## Problem requirements
Look through the records and report how many lines include the word "applications", with no other words.

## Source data

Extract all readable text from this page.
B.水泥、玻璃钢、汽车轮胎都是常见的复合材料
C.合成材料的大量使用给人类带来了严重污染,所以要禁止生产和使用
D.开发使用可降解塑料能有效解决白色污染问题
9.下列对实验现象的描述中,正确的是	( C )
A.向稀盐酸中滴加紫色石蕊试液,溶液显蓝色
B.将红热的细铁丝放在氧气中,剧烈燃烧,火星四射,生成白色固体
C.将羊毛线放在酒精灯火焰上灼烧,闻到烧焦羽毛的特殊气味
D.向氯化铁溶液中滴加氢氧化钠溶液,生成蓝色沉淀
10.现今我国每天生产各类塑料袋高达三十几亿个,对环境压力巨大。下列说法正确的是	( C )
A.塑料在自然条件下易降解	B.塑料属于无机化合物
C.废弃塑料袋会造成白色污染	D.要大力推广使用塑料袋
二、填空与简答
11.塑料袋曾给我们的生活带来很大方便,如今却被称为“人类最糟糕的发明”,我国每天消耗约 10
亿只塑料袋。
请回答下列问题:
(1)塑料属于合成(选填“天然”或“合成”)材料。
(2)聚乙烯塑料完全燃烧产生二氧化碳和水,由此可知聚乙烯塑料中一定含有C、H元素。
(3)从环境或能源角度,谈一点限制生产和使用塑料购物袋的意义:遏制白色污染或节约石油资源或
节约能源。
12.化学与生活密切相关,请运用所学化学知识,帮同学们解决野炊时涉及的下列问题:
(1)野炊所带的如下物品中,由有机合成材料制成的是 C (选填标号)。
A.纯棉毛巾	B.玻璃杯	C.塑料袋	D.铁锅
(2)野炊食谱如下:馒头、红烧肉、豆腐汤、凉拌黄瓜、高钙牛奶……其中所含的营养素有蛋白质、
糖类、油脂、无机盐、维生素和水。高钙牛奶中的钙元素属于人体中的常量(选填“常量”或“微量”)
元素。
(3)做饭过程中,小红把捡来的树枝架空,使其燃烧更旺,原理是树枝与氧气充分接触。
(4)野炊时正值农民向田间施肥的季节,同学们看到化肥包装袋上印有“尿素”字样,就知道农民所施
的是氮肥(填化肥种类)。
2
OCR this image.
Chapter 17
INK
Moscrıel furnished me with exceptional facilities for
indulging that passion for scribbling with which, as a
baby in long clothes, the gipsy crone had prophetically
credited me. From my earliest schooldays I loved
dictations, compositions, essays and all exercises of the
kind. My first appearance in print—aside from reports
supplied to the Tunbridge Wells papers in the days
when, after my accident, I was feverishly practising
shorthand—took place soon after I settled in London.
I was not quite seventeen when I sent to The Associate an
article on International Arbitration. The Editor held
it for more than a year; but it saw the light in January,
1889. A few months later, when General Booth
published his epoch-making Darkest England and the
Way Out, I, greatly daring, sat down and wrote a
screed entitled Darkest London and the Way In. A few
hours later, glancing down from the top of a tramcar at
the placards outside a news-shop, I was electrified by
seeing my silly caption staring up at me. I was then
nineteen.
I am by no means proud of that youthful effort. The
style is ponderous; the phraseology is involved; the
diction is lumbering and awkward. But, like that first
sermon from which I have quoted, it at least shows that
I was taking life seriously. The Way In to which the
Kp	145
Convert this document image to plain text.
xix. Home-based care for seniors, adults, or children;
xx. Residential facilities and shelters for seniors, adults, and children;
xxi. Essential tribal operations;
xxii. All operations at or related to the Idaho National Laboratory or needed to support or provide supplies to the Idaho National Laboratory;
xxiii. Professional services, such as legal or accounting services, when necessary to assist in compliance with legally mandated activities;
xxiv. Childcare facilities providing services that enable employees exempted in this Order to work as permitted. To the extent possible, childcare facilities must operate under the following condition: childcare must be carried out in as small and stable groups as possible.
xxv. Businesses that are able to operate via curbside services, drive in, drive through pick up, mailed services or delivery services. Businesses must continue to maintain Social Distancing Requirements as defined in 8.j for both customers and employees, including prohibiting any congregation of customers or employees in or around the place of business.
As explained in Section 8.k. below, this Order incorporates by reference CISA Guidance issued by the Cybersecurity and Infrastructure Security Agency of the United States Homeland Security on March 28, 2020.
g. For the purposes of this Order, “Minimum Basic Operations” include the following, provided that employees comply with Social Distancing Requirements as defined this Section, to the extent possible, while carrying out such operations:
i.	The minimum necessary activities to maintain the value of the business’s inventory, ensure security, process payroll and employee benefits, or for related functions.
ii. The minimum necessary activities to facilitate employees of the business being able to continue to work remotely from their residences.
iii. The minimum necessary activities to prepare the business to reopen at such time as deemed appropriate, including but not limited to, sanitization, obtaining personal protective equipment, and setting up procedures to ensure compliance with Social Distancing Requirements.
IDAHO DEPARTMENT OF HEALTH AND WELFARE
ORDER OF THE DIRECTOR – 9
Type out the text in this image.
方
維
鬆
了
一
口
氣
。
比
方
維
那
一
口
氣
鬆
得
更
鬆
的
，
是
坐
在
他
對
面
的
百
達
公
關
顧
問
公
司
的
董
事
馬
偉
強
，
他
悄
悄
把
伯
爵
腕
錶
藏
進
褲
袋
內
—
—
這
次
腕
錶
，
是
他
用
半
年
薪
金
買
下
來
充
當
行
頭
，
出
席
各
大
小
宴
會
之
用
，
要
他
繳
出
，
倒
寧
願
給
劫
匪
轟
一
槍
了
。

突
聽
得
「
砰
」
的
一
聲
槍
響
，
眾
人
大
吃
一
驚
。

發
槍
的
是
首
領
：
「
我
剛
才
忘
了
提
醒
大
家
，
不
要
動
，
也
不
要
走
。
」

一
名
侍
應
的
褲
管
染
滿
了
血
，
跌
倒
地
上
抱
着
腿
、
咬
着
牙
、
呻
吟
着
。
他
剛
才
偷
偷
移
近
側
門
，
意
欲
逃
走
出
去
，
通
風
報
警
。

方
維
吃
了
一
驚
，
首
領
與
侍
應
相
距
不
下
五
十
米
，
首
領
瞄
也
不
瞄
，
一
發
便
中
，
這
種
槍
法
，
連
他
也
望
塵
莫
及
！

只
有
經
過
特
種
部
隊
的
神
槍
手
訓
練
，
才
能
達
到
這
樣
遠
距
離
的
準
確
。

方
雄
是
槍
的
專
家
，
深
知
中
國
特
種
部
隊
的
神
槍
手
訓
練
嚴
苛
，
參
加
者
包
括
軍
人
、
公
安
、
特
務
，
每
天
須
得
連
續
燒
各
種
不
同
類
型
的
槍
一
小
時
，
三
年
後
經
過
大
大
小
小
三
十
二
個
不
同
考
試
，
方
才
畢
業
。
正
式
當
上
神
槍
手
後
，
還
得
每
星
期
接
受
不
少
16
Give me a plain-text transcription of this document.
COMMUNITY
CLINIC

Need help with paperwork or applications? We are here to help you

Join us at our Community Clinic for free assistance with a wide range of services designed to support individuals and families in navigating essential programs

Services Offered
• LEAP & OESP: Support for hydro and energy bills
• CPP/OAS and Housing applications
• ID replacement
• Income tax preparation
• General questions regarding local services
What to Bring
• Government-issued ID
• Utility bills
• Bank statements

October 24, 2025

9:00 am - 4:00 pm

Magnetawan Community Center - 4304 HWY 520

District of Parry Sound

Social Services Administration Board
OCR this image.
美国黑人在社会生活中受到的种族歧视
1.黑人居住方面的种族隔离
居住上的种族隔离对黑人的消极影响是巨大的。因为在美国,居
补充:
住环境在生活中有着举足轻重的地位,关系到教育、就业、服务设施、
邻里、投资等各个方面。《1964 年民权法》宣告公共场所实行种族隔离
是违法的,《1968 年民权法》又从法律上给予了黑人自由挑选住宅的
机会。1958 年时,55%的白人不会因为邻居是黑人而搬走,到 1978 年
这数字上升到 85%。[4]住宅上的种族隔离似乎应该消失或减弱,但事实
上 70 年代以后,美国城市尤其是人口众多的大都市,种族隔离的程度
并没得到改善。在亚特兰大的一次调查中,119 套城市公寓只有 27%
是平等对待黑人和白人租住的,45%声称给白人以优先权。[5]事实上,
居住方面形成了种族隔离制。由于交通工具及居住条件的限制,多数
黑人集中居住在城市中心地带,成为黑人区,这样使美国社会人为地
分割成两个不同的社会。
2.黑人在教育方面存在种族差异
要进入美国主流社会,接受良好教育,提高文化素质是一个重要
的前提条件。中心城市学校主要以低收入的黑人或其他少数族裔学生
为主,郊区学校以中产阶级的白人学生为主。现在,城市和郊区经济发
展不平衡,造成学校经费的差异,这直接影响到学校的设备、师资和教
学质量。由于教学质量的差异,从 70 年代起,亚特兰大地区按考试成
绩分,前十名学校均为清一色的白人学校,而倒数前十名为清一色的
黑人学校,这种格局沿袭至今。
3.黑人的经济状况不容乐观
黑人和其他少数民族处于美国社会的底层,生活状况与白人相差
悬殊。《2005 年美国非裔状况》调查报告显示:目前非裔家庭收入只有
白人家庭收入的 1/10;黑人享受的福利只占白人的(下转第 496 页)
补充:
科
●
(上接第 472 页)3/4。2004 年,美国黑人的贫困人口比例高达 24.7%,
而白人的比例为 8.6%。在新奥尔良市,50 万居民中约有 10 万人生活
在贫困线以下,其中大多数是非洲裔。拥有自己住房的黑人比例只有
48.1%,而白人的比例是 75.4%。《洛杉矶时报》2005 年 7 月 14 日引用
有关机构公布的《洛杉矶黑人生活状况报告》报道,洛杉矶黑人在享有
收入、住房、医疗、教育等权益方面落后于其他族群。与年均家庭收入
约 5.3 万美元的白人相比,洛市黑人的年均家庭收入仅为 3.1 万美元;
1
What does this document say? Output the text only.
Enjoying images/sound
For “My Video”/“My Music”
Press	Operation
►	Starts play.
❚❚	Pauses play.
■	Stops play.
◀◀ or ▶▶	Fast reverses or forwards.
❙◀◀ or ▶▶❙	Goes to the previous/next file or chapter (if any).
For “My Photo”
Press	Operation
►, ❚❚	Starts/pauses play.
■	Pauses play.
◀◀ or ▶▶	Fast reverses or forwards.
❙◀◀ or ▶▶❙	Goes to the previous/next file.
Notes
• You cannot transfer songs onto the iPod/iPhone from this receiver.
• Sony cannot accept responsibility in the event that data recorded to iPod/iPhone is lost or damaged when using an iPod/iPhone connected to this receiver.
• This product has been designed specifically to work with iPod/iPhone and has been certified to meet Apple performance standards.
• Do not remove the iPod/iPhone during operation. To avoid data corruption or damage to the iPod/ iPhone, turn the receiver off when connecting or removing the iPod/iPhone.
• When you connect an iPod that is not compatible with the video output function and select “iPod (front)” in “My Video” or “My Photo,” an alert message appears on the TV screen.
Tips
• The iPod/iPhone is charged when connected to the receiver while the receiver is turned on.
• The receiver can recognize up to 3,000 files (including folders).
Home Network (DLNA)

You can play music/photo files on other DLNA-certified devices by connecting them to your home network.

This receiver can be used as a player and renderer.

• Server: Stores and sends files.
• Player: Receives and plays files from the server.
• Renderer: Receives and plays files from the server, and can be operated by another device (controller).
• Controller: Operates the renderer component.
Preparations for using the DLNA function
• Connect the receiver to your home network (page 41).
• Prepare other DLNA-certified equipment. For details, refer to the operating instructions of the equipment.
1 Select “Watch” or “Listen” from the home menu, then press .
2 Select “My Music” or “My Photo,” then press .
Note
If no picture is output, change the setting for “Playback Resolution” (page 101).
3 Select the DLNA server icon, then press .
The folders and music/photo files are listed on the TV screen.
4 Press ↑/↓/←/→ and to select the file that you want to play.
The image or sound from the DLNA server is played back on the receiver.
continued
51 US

## Response to this task
2